-- START SUPPLIED RECORDS --

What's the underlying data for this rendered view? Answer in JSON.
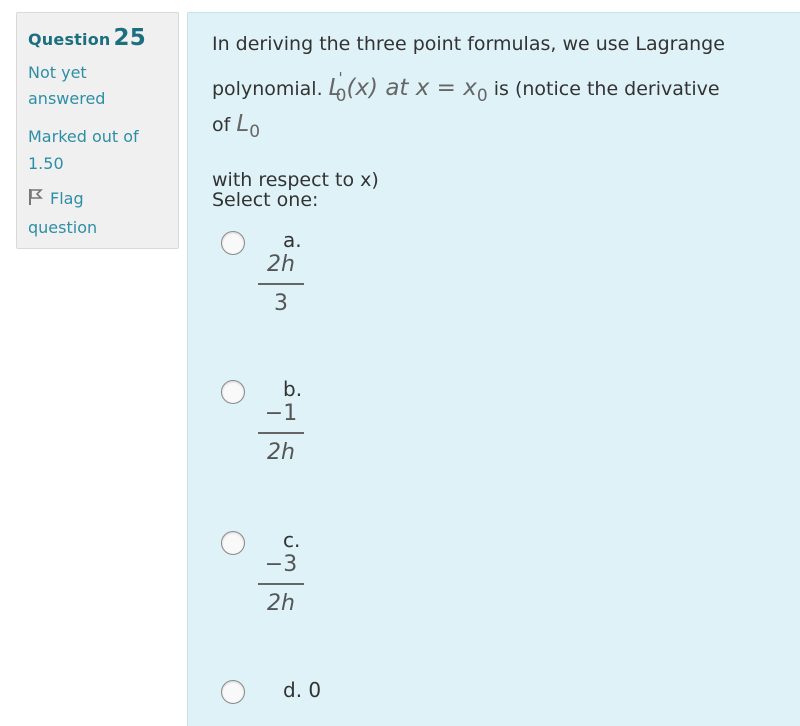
{
  "info": {
    "question_label": "Question",
    "question_number": "25",
    "state": "Not yet answered",
    "grade": "Marked out of 1.50",
    "flag_label": "Flag question"
  },
  "question": {
    "line1": "In deriving the three point formulas, we use Lagrange",
    "line2_prefix": "polynomial.",
    "math_L": "L",
    "math_prime": "'",
    "math_sub0": "0",
    "math_of_x": "(x) at x = x",
    "math_x_sub": "0",
    "line2_suffix": "is (notice the derivative",
    "line3_prefix": "of",
    "line3_L": "L",
    "line3_sub": "0",
    "line4": "with respect to x)"
  },
  "prompt": "Select one:",
  "options": [
    {
      "letter": "a.",
      "numerator": "2h",
      "denominator": "3"
    },
    {
      "letter": "b.",
      "numerator": "−1",
      "denominator": "2h"
    },
    {
      "letter": "c.",
      "numerator": "−3",
      "denominator": "2h"
    },
    {
      "letter": "d. 0"
    }
  ],
  "colors": {
    "info_link": "#2d8fa6",
    "question_number": "#1b6f7f",
    "content_background": "#def2f8",
    "info_background": "#f0f0f0"
  },
  "icons": {
    "flag": "flag-icon"
  }
}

-- END SUPPLIED RECORDS --

Pictures in the data above should not be copied; transcribe everything else exactly.

→ WRITTEN ANSWER:
What's the underlying data for this rendered view? Answer in JSON.
{
  "info": {
    "question_label": "Question",
    "question_number": "25",
    "state": "Not yet answered",
    "grade": "Marked out of 1.50",
    "flag_label": "Flag question"
  },
  "question": {
    "line1": "In deriving the three point formulas, we use Lagrange",
    "line2_prefix": "polynomial.",
    "math_L": "L",
    "math_prime": "'",
    "math_sub0": "0",
    "math_of_x": "(x) at x = x",
    "math_x_sub": "0",
    "line2_suffix": "is (notice the derivative",
    "line3_prefix": "of",
    "line3_L": "L",
    "line3_sub": "0",
    "line4": "with respect to x)"
  },
  "prompt": "Select one:",
  "options": [
    {
      "letter": "a.",
      "numerator": "2h",
      "denominator": "3"
    },
    {
      "letter": "b.",
      "numerator": "−1",
      "denominator": "2h"
    },
    {
      "letter": "c.",
      "numerator": "−3",
      "denominator": "2h"
    },
    {
      "letter": "d. 0"
    }
  ],
  "colors": {
    "info_link": "#2d8fa6",
    "question_number": "#1b6f7f",
    "content_background": "#def2f8",
    "info_background": "#f0f0f0"
  },
  "icons": {
    "flag": "flag-icon"
  }
}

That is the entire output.